• **WRITTEN PROBLEM**: State the number of lines that hold the string "Database", with nothing added.

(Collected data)
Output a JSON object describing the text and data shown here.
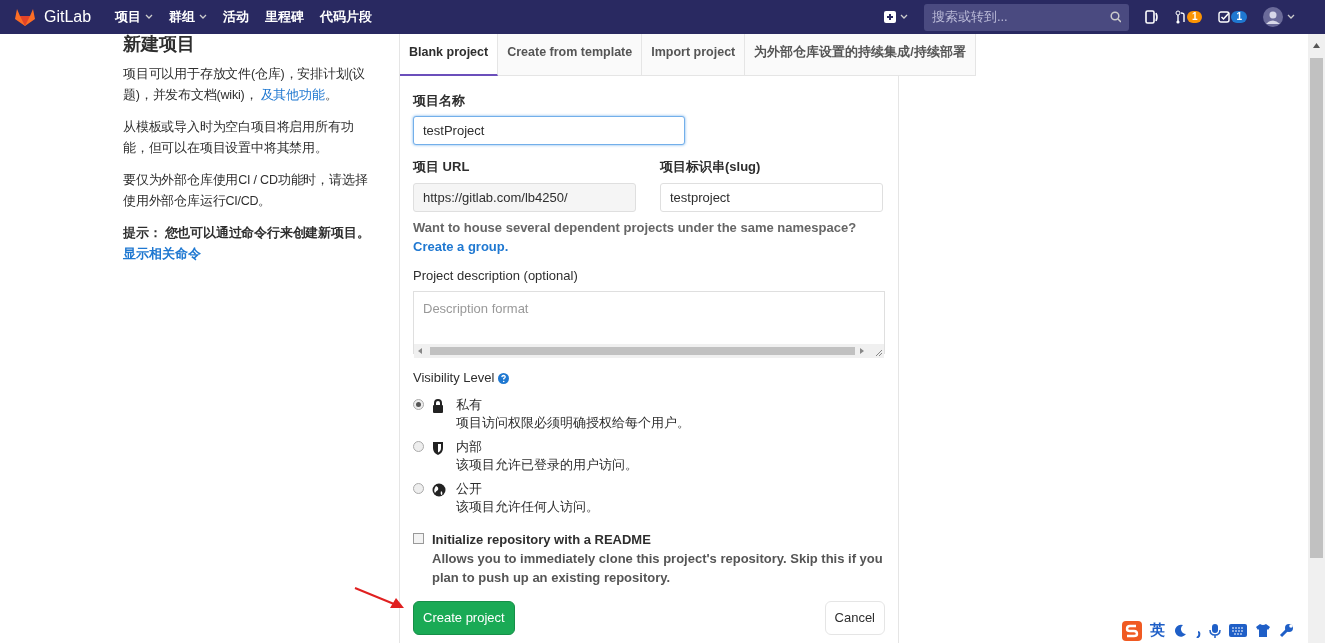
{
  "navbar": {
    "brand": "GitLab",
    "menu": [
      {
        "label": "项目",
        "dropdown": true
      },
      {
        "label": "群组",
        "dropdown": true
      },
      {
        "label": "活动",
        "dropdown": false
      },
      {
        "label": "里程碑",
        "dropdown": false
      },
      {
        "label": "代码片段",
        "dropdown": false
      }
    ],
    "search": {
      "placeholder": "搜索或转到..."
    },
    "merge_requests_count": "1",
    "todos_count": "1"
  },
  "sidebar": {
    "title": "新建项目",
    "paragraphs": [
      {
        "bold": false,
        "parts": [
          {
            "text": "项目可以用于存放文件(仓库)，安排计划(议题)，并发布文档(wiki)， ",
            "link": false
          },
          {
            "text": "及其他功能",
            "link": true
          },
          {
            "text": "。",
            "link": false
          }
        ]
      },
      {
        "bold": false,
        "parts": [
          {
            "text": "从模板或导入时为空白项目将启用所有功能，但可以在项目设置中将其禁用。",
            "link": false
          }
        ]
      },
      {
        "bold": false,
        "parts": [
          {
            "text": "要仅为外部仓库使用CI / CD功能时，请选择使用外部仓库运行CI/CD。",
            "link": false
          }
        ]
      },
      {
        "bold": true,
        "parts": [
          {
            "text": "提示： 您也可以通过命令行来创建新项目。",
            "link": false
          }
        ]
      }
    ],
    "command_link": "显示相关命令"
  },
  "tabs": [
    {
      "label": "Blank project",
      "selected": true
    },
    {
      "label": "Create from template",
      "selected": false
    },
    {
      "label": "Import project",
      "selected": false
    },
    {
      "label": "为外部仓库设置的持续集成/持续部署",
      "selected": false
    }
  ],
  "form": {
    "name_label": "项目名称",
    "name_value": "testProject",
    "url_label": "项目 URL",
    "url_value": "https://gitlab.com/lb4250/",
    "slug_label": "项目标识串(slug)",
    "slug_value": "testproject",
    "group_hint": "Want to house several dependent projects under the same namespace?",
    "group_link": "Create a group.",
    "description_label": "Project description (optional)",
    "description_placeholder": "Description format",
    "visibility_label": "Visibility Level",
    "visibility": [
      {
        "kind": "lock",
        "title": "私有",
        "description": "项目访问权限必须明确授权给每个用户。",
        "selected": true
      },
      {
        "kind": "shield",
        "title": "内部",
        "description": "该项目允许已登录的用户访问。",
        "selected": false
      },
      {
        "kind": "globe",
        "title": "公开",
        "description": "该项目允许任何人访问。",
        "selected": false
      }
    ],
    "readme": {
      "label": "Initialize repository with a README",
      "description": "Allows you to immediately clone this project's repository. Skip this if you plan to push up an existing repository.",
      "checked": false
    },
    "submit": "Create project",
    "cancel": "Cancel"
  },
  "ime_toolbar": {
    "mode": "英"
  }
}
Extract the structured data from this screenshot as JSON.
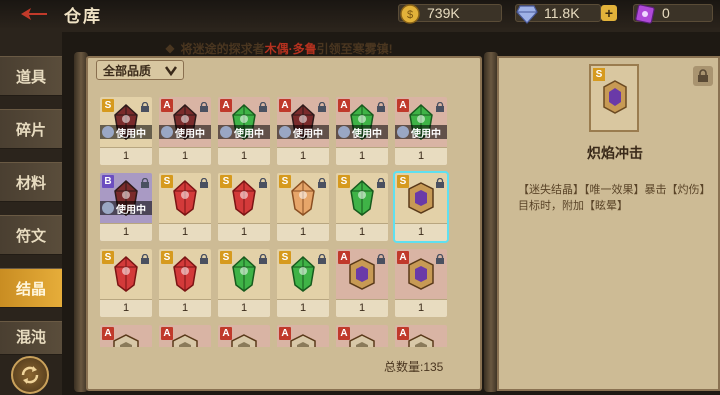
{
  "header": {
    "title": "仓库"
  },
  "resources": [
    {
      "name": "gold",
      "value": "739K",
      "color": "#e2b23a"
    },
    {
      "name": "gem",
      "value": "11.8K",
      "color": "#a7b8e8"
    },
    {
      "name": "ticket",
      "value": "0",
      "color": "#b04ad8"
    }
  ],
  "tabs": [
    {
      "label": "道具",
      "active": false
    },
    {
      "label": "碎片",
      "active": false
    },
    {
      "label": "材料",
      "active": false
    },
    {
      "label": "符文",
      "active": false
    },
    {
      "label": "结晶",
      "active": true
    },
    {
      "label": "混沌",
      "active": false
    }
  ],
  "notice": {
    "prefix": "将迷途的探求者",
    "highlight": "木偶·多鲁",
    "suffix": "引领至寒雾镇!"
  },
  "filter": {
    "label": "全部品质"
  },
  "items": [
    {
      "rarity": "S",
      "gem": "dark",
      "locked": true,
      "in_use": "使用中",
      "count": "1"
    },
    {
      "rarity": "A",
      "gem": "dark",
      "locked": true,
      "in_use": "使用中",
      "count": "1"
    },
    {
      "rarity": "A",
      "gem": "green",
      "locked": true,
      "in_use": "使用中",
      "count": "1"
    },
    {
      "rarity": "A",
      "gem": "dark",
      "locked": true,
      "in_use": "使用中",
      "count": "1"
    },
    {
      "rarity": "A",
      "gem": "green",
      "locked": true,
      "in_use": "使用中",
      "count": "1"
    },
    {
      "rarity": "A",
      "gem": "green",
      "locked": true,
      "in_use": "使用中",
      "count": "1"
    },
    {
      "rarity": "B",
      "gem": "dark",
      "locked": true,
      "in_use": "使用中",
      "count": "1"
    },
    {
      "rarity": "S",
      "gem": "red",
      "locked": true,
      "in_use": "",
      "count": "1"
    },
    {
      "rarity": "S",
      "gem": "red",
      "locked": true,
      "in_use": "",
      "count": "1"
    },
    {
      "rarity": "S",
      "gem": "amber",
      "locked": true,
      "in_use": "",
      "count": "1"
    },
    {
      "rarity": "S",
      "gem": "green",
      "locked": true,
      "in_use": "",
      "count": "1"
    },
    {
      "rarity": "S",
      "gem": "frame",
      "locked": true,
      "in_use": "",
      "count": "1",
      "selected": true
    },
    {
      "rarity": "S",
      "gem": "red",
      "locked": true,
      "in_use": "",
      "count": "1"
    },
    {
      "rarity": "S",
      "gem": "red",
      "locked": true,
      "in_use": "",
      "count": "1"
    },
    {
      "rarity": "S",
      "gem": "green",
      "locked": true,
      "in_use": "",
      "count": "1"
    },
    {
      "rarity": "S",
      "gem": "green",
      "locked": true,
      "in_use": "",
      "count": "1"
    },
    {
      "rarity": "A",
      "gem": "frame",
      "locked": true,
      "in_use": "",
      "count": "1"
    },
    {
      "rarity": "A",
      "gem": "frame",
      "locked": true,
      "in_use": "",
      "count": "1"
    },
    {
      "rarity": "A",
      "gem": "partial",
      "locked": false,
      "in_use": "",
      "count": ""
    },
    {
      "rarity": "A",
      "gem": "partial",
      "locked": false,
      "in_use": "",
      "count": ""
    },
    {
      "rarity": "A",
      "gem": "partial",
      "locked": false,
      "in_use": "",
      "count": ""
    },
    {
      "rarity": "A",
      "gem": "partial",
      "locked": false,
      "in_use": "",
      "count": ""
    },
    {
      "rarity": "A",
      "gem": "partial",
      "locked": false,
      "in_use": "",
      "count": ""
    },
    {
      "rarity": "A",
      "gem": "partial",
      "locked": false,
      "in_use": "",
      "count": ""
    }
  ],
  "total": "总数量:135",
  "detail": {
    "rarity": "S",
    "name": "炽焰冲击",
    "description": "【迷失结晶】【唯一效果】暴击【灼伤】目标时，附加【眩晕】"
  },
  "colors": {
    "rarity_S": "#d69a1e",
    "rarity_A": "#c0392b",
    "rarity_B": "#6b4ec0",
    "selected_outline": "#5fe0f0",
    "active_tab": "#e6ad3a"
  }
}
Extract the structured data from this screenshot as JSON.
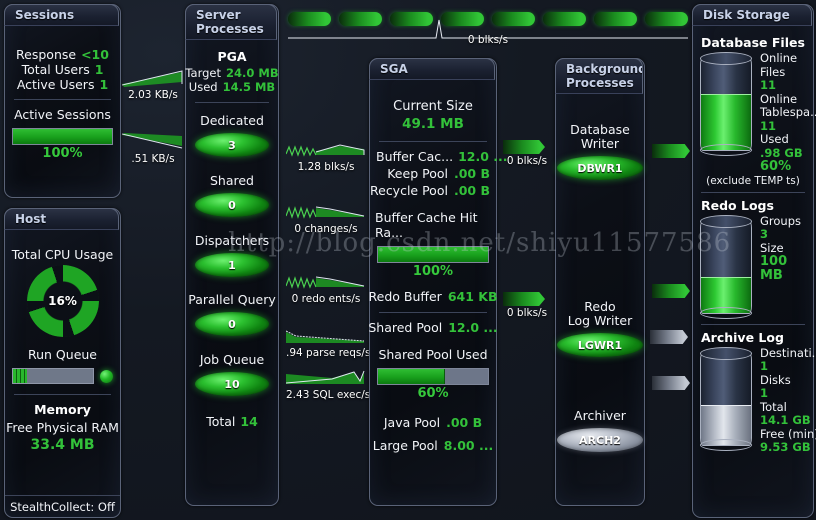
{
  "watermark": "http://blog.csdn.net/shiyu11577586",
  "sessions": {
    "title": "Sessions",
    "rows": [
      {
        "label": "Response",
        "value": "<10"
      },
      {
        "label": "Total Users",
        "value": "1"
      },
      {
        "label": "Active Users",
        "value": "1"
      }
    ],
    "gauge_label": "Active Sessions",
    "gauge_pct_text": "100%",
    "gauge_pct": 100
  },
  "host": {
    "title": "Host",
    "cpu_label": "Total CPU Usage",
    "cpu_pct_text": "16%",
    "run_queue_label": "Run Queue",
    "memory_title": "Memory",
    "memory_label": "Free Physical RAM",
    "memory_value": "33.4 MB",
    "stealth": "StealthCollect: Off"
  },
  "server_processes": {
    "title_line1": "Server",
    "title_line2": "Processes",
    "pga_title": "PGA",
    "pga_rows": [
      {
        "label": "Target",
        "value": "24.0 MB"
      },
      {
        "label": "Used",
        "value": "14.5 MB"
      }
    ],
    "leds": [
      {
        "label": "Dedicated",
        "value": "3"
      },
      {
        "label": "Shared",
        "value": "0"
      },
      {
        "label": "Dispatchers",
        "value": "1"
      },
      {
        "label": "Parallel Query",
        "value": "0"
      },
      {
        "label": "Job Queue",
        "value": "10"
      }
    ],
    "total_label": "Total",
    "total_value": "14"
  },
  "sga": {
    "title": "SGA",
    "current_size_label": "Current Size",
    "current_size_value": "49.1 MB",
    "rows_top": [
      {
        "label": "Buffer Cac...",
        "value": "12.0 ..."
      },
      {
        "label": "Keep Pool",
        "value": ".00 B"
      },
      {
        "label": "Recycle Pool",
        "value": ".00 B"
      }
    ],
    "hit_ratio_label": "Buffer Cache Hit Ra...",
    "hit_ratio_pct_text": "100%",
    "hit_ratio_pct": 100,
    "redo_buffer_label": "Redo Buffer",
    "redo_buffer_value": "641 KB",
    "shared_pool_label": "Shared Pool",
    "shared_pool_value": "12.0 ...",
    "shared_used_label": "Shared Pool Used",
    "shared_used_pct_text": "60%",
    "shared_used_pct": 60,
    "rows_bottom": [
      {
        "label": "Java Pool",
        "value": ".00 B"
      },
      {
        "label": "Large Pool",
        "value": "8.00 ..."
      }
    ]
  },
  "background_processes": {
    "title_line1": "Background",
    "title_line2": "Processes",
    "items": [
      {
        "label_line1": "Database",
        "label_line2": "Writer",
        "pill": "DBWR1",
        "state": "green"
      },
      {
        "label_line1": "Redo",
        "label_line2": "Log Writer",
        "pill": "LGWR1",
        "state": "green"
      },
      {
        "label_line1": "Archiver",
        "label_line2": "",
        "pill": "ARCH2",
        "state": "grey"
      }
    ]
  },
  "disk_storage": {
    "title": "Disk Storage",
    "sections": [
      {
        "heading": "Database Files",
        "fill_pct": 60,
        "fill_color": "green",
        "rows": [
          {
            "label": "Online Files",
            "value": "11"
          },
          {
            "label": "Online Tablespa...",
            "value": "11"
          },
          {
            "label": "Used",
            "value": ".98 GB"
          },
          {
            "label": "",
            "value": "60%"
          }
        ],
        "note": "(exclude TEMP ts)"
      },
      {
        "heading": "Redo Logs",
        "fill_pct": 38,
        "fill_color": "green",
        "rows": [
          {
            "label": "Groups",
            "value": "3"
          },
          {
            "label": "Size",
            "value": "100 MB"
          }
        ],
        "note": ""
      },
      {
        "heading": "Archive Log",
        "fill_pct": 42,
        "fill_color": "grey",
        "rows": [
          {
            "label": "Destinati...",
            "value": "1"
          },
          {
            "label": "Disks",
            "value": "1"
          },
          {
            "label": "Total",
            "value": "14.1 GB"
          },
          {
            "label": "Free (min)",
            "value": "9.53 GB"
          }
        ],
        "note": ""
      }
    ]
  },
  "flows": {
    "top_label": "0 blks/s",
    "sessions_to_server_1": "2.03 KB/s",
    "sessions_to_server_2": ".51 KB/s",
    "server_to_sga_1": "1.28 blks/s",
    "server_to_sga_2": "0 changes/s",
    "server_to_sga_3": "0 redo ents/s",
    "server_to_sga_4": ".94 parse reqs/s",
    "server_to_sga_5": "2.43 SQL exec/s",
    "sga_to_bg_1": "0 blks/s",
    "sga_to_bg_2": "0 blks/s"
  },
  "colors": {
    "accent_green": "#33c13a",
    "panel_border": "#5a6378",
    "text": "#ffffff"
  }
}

• **EXERCISE RESULT**: 2